OBJECTIVE: Each line in the entries below that holds the string "нужд" is to be listed.

Excerpt from a dataset:

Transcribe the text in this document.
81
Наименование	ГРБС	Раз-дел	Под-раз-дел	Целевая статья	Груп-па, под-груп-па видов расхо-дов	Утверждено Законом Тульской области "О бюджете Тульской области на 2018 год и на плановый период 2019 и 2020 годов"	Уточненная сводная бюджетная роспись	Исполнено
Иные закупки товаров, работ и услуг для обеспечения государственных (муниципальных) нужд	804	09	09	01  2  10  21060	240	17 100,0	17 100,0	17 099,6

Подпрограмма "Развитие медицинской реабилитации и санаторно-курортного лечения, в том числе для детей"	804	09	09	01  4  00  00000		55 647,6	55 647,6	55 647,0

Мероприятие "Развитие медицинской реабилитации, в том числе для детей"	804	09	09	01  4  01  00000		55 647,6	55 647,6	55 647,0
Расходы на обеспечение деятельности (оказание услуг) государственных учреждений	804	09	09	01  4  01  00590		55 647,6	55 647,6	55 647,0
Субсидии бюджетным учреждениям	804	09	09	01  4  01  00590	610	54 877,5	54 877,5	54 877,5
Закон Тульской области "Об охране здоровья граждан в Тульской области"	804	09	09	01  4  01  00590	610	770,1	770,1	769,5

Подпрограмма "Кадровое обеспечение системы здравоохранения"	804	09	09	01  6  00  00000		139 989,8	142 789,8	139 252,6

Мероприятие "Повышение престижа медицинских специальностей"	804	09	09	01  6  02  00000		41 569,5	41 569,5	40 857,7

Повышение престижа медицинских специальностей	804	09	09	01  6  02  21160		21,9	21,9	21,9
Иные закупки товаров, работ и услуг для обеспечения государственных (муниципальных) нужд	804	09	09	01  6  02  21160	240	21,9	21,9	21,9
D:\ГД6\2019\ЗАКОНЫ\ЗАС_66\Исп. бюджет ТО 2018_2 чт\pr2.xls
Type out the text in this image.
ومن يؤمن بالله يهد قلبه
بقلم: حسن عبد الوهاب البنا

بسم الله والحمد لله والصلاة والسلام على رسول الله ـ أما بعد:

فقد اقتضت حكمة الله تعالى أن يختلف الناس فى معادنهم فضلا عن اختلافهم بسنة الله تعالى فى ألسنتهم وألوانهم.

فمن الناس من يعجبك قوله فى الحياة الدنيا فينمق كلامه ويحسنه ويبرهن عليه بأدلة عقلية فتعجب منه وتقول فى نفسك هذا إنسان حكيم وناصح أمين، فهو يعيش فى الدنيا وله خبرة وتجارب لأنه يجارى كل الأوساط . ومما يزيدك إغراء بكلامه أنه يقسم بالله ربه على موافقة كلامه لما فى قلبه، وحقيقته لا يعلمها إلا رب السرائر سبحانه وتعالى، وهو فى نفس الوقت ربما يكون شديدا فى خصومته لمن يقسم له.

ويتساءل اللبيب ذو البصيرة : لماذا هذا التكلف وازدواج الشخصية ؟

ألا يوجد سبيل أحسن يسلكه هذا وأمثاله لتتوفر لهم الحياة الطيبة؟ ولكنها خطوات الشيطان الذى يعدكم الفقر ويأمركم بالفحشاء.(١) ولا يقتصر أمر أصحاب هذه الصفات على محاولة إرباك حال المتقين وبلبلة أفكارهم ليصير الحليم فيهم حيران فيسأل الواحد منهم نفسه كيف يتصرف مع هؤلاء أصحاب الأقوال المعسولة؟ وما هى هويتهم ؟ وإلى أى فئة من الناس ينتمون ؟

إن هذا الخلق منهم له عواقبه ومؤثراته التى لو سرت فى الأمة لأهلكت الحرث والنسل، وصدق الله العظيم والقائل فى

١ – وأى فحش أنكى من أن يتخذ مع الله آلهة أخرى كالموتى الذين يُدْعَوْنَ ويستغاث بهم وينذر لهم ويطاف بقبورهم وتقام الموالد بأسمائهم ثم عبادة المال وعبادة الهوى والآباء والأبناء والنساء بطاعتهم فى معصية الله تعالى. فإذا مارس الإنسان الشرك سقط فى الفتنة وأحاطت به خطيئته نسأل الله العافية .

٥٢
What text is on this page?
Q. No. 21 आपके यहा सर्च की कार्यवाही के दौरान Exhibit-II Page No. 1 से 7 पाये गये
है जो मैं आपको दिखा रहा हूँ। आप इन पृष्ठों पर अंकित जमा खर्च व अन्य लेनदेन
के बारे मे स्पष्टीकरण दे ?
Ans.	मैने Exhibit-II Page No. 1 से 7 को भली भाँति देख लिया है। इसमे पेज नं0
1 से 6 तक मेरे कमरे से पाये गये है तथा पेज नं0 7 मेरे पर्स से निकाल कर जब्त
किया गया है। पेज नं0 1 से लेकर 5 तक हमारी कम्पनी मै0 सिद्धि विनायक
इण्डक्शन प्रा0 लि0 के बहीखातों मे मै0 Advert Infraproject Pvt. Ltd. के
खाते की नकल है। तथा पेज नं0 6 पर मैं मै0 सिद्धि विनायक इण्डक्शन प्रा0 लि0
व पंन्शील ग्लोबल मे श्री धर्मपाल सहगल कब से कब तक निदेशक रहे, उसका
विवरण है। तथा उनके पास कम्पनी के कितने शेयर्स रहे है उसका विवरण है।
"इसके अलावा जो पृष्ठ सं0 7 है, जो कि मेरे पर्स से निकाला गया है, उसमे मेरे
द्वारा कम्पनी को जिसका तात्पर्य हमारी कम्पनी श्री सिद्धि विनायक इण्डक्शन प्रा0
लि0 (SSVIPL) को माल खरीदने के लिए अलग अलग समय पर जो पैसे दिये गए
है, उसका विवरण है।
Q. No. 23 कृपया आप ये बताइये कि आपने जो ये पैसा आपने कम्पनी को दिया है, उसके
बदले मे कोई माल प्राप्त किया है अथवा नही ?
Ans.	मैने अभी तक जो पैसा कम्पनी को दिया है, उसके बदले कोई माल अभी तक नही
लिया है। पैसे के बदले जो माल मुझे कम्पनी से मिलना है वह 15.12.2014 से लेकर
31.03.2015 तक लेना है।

RESULT OF THIS TASK:
Иные закупки товаров, работ и услуг для обеспечения государственных (муниципальных) нужд	804	09	09	01  2  10  21060	240	17 100,0	17 100,0	17 099,6
Иные закупки товаров, работ и услуг для обеспечения государственных (муниципальных) нужд	804	09	09	01  6  02  21160	240	21,9	21,9	21,9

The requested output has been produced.